__EXERCISE GOAL__. Work through the data line by line, gathering every line that has the word "years".

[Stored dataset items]
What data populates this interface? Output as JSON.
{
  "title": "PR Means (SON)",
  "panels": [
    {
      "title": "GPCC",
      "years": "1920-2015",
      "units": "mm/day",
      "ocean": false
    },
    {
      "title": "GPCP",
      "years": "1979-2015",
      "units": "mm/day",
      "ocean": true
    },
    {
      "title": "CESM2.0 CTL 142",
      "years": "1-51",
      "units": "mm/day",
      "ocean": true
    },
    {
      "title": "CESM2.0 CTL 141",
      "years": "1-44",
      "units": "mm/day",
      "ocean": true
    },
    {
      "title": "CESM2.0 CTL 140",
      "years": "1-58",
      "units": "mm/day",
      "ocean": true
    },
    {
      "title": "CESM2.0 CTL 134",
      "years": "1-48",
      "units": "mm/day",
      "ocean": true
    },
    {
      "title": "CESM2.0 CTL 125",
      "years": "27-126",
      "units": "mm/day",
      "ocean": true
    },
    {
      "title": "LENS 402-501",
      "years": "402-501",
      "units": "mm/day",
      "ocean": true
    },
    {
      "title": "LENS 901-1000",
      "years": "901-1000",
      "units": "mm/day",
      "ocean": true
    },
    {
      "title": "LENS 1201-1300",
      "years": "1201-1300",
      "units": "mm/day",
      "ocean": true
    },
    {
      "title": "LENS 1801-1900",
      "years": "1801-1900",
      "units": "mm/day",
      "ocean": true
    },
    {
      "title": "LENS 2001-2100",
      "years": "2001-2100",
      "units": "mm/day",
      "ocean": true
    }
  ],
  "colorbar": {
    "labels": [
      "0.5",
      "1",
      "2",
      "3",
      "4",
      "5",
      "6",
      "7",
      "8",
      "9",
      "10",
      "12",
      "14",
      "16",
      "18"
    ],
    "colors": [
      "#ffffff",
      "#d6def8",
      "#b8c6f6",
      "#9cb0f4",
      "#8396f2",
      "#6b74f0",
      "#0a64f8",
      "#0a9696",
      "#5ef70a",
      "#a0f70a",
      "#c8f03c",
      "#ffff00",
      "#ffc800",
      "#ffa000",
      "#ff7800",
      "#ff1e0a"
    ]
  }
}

__EXPECTED ANSWER__.
      "years": "1920-2015",
      "years": "1979-2015",
      "years": "1-51",
      "years": "1-44",
      "years": "1-58",
      "years": "1-48",
      "years": "27-126",
      "years": "402-501",
      "years": "901-1000",
      "years": "1201-1300",
      "years": "1801-1900",
      "years": "2001-2100",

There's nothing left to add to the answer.